• **Material provided**:
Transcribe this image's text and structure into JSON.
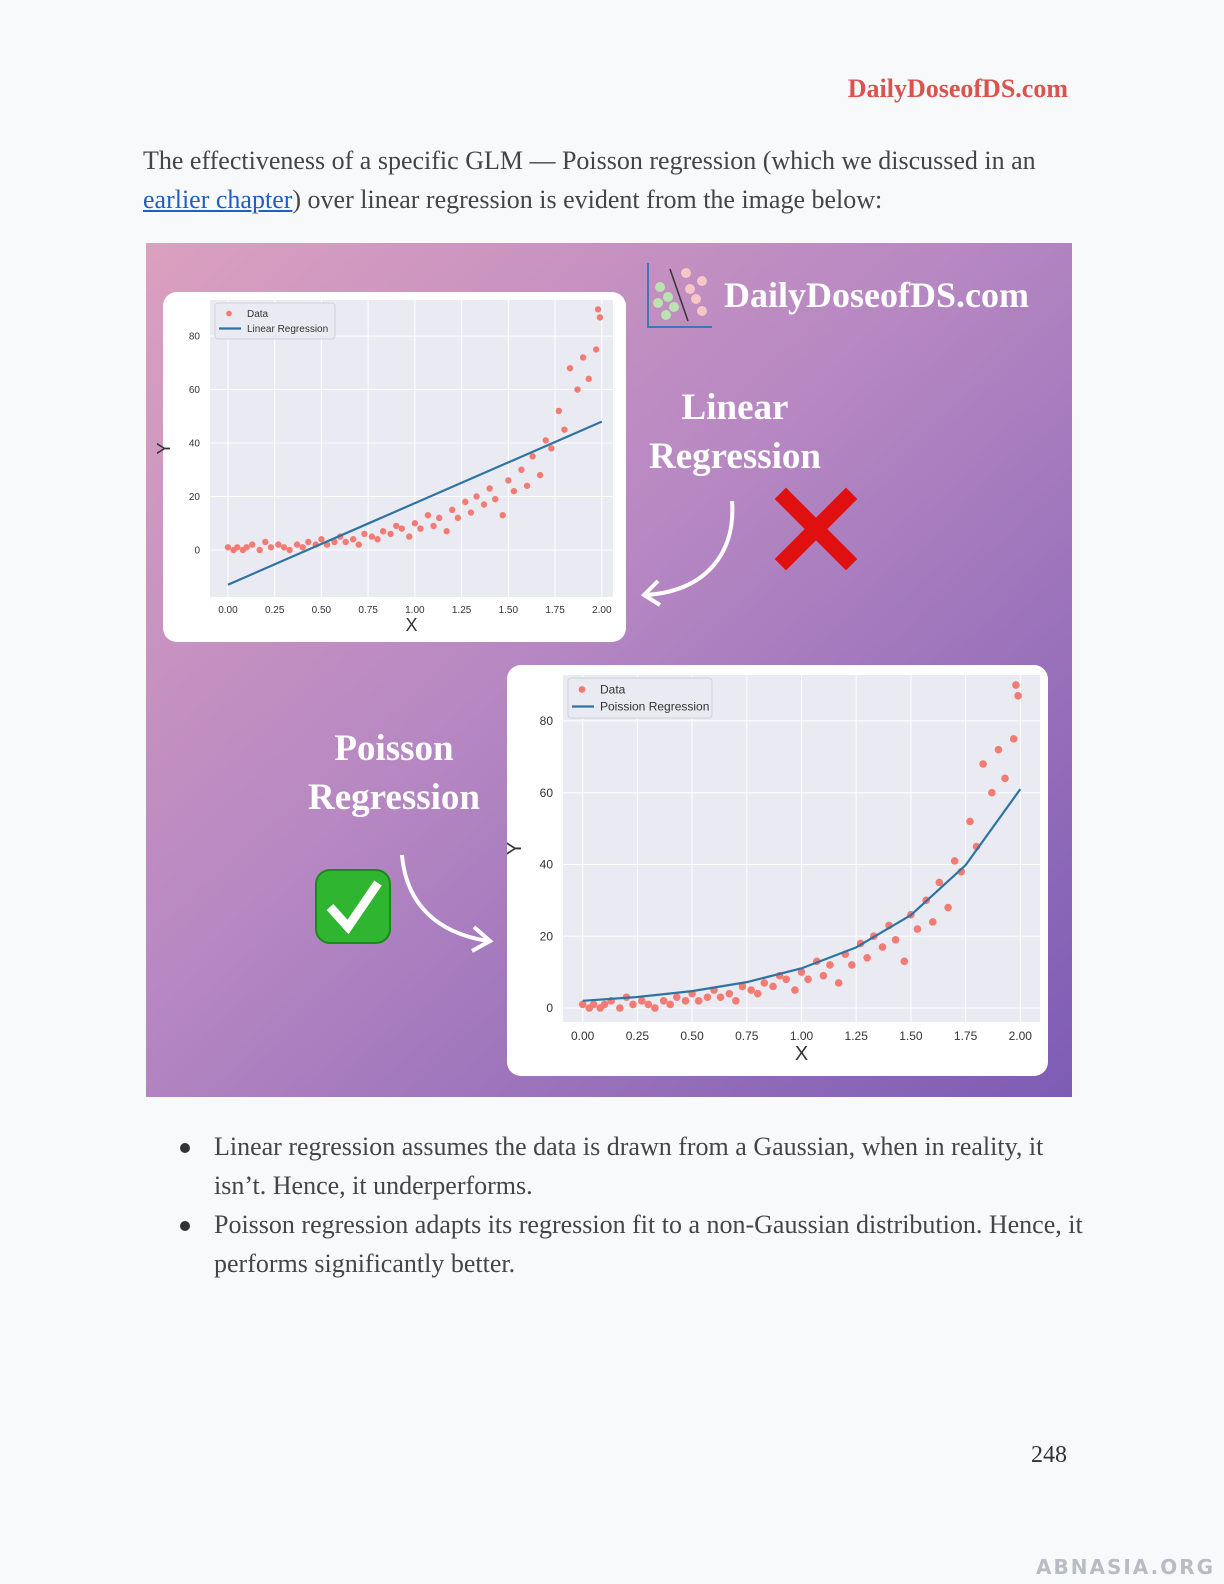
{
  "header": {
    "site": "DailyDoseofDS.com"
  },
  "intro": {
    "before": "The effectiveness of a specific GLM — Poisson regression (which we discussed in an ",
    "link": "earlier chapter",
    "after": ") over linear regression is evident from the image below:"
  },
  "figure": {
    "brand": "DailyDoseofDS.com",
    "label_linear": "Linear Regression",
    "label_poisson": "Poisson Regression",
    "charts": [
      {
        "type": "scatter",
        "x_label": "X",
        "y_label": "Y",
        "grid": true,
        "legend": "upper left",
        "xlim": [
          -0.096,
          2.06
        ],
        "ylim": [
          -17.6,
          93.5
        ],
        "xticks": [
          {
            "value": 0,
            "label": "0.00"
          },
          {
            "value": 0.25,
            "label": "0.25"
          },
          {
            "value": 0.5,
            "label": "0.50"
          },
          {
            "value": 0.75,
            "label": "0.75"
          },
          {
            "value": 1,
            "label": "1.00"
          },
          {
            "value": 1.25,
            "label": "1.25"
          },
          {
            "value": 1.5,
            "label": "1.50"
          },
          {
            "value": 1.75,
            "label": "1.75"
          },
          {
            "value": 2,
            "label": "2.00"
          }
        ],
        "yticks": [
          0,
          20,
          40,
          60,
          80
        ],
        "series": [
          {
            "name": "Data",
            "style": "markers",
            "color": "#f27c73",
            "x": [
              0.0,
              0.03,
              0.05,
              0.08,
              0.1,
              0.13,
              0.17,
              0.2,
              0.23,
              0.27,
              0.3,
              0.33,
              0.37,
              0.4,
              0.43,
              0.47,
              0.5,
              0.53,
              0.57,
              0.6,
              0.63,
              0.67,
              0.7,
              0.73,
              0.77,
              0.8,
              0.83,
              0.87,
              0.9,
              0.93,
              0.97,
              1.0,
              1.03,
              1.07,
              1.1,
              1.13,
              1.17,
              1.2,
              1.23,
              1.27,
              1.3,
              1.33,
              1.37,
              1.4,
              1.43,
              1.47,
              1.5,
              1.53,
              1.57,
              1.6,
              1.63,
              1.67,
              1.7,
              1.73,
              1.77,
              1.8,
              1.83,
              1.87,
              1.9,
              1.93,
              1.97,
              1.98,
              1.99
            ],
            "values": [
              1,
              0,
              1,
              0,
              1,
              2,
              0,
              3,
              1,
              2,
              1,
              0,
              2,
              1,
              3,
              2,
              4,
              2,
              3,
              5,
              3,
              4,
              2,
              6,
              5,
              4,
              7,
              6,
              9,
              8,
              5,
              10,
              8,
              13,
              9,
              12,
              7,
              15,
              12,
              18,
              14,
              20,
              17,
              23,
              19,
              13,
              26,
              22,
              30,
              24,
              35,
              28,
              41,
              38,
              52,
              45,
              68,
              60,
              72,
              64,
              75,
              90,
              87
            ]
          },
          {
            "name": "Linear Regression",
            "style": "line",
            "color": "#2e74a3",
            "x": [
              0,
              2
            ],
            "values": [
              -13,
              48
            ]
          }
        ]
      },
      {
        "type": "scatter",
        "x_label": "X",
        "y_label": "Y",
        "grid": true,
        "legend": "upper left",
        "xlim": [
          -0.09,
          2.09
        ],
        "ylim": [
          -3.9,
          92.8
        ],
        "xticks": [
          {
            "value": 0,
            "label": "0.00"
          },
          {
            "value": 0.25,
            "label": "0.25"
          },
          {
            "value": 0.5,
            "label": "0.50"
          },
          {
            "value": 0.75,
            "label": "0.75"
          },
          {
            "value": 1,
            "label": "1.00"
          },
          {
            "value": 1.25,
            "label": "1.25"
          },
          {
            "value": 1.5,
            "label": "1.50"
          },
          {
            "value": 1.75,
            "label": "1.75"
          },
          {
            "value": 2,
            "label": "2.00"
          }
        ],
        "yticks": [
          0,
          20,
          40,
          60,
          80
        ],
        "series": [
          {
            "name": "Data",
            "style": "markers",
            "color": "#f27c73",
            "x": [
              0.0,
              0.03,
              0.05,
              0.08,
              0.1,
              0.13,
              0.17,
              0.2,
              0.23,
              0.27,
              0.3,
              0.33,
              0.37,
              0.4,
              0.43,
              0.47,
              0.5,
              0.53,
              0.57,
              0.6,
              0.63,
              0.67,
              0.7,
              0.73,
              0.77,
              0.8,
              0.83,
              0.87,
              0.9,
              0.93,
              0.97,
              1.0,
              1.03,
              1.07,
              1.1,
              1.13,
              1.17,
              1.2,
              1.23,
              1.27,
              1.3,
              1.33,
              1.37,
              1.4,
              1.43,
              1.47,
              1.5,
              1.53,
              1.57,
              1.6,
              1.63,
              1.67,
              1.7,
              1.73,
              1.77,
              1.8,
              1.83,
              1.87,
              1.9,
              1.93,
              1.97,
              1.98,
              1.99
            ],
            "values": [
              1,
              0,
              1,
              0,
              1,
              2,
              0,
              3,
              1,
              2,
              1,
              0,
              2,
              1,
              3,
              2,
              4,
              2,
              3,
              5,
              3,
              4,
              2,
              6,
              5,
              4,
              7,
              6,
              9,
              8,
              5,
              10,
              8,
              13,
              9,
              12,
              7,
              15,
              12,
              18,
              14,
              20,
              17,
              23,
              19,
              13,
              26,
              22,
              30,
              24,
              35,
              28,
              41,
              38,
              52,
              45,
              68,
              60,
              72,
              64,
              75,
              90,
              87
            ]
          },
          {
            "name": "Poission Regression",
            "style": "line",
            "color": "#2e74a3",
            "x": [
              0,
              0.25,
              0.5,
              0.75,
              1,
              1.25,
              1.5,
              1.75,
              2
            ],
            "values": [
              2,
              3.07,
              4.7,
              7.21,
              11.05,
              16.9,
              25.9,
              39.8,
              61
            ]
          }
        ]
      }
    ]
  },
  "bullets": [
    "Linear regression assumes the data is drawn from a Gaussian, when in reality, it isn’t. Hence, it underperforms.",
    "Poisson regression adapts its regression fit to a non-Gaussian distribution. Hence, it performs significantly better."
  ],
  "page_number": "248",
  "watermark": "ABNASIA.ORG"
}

---

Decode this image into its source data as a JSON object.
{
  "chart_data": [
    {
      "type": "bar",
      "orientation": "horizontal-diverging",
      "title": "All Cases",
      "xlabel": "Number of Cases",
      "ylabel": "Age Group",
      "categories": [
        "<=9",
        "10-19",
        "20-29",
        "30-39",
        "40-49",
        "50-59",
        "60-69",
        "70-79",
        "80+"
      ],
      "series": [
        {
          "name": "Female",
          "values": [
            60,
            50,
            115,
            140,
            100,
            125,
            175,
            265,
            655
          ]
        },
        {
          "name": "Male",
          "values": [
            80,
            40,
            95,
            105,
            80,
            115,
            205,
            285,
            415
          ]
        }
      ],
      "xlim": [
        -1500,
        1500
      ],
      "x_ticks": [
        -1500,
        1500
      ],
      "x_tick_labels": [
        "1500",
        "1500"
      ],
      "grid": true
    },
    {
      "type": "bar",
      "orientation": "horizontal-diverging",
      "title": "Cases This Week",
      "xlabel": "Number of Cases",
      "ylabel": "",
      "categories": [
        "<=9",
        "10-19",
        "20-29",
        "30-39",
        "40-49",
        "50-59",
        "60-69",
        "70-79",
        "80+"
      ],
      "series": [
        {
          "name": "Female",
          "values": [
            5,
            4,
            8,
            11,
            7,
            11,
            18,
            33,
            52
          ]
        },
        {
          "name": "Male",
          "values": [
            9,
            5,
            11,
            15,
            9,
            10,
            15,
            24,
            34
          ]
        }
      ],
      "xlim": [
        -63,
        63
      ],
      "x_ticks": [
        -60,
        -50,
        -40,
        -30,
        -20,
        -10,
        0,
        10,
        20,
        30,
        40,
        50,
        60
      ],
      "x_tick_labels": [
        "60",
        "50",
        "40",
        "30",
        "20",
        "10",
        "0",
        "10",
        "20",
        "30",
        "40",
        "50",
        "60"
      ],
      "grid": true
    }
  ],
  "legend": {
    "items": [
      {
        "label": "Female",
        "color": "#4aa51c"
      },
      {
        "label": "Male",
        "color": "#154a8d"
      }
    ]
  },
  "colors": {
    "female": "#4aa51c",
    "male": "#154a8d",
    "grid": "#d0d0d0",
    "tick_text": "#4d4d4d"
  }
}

• **Exercise aim**:
From the entries above, copy out every line where the string "Cases" appears.

• **The output**:
      "title": "All Cases",
      "xlabel": "Number of Cases",
      "title": "Cases This Week",
      "xlabel": "Number of Cases",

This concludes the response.